++++ Material supplied
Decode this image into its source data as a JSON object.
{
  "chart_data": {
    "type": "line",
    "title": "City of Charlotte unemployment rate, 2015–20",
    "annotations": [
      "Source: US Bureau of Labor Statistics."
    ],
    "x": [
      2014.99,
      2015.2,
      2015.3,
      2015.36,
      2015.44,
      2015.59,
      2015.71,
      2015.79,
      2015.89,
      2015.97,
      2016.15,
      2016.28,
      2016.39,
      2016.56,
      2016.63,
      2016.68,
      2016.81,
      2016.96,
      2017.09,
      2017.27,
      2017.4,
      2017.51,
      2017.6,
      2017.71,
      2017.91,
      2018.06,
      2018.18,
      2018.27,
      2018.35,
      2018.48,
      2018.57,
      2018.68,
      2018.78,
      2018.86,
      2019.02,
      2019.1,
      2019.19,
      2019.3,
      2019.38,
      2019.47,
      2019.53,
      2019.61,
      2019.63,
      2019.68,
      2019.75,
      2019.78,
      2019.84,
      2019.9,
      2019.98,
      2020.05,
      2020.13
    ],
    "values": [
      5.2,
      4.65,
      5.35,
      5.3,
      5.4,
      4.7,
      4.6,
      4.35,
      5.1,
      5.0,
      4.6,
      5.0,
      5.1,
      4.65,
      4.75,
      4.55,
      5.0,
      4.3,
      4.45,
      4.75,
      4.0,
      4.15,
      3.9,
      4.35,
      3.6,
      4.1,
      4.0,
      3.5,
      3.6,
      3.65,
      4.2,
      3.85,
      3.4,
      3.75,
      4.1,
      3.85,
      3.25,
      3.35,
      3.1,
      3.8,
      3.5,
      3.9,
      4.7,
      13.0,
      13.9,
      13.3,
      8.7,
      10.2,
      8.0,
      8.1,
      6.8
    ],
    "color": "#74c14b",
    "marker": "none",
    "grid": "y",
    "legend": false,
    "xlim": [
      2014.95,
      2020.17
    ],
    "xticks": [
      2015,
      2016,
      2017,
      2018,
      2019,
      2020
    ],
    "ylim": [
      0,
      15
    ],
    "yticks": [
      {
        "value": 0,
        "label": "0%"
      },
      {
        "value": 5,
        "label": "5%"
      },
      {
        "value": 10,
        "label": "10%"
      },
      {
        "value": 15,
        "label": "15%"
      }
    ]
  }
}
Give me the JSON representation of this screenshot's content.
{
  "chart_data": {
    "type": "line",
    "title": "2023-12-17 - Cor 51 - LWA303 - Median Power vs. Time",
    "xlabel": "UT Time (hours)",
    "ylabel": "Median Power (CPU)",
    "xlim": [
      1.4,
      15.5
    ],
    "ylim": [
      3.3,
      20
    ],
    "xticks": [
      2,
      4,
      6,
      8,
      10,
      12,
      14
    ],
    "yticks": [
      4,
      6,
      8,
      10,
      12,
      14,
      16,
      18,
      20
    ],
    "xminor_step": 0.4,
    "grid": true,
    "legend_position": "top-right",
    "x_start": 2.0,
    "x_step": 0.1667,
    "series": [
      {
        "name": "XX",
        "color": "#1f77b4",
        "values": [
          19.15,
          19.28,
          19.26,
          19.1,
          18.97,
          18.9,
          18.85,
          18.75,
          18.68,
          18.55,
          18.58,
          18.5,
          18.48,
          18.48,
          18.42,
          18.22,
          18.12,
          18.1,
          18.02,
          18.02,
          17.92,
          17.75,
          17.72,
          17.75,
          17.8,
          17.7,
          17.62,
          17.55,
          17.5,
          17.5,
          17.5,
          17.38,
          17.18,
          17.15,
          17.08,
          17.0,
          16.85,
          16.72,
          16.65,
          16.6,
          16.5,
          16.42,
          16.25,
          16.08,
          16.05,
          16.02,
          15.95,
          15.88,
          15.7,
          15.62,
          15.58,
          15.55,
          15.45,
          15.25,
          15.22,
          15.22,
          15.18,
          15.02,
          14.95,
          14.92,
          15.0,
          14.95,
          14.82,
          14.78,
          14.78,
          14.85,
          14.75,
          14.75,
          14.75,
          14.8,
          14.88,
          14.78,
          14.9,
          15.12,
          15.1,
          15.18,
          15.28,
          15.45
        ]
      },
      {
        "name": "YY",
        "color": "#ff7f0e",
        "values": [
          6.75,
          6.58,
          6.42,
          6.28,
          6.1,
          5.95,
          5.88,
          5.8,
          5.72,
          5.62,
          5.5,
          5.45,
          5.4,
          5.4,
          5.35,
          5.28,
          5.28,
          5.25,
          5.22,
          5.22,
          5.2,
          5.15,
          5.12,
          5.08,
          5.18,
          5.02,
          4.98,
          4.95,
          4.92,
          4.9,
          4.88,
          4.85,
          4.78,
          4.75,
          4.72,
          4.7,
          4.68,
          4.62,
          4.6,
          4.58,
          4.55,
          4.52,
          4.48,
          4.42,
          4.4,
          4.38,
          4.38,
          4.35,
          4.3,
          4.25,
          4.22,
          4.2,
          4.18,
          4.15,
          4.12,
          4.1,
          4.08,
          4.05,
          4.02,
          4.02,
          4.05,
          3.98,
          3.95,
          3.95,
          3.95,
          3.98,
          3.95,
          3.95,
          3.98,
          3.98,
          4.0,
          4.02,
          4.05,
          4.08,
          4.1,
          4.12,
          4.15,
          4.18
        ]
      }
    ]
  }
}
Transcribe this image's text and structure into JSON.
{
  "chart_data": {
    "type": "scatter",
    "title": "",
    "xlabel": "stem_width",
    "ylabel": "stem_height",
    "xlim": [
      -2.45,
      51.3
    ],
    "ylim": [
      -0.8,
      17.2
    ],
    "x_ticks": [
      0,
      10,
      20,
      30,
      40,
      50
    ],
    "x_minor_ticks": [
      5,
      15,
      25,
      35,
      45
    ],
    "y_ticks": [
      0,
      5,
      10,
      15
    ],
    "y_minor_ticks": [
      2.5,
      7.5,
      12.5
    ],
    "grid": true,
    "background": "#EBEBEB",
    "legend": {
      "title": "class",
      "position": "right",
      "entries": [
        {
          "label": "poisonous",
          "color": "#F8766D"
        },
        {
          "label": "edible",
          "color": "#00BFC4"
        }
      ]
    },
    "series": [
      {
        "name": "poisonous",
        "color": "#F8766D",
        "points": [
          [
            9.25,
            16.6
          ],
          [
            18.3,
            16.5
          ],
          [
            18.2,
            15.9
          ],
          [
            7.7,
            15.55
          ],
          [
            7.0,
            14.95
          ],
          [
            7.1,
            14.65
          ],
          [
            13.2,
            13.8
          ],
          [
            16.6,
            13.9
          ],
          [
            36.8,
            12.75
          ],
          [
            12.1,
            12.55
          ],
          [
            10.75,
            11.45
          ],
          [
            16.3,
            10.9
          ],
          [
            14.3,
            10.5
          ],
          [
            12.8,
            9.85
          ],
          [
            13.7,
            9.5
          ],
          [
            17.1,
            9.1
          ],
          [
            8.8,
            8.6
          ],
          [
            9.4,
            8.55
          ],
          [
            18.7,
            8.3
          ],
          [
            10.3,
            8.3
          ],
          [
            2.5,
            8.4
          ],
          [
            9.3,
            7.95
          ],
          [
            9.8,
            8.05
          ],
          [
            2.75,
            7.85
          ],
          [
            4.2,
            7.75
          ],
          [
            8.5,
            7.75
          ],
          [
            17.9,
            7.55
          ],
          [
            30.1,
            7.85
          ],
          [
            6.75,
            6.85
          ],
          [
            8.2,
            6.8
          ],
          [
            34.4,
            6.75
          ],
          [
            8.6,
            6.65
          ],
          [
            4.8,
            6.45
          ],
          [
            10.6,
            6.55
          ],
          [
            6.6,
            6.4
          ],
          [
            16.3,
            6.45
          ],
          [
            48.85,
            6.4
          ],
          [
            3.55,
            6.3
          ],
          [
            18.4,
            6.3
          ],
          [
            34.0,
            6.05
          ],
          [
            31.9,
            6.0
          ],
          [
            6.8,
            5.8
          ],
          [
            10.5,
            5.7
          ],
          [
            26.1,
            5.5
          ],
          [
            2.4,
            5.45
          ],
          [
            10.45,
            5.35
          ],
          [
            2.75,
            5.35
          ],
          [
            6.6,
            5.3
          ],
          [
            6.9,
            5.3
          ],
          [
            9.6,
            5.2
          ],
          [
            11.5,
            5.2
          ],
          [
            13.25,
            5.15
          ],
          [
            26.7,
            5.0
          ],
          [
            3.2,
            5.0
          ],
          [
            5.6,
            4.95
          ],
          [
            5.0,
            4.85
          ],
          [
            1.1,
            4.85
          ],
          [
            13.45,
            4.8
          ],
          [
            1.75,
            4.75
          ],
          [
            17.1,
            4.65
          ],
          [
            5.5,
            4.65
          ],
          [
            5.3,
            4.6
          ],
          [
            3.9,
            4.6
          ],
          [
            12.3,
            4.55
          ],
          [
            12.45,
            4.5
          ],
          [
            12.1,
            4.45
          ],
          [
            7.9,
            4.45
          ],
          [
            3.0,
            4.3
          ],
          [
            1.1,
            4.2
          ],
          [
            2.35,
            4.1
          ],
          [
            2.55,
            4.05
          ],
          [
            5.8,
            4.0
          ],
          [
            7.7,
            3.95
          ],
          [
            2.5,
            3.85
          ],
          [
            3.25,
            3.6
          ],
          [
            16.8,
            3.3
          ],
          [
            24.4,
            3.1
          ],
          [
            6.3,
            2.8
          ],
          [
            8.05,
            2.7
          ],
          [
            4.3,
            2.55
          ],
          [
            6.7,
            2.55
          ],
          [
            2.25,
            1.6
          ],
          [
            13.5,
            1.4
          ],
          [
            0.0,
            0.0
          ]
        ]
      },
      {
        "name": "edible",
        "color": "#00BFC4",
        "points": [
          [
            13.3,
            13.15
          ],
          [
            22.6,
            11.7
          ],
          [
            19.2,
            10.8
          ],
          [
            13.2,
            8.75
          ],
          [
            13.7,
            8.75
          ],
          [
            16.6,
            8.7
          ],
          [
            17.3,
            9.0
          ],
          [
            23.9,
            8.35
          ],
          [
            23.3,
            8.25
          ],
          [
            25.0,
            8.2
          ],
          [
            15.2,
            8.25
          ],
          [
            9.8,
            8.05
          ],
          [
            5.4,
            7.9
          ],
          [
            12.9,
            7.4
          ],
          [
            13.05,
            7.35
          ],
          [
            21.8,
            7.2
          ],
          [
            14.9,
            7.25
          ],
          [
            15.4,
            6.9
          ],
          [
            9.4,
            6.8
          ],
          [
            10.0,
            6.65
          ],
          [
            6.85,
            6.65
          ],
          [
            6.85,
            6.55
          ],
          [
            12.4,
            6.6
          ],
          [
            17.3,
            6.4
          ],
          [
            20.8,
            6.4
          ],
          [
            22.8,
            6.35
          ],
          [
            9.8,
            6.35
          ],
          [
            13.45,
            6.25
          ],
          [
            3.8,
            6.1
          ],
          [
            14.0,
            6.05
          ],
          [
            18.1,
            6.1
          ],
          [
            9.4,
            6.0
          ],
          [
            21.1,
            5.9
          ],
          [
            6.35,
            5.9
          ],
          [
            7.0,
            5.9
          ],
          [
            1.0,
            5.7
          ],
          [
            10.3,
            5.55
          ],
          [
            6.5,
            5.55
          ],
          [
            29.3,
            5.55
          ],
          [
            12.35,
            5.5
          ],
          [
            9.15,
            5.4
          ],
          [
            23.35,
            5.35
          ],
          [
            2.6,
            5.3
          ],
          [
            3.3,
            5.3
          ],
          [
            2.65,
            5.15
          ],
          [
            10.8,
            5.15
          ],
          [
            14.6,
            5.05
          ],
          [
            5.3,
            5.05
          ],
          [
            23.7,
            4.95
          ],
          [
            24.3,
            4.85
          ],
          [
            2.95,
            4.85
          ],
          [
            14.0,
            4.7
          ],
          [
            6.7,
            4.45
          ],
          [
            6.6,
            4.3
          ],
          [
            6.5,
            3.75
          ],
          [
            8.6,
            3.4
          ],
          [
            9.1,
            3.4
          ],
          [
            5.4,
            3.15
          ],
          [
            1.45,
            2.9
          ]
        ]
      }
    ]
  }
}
++++++++
Do this
Determine how many lines of this listing contain "color", and give only the number.

Solution to the problem
7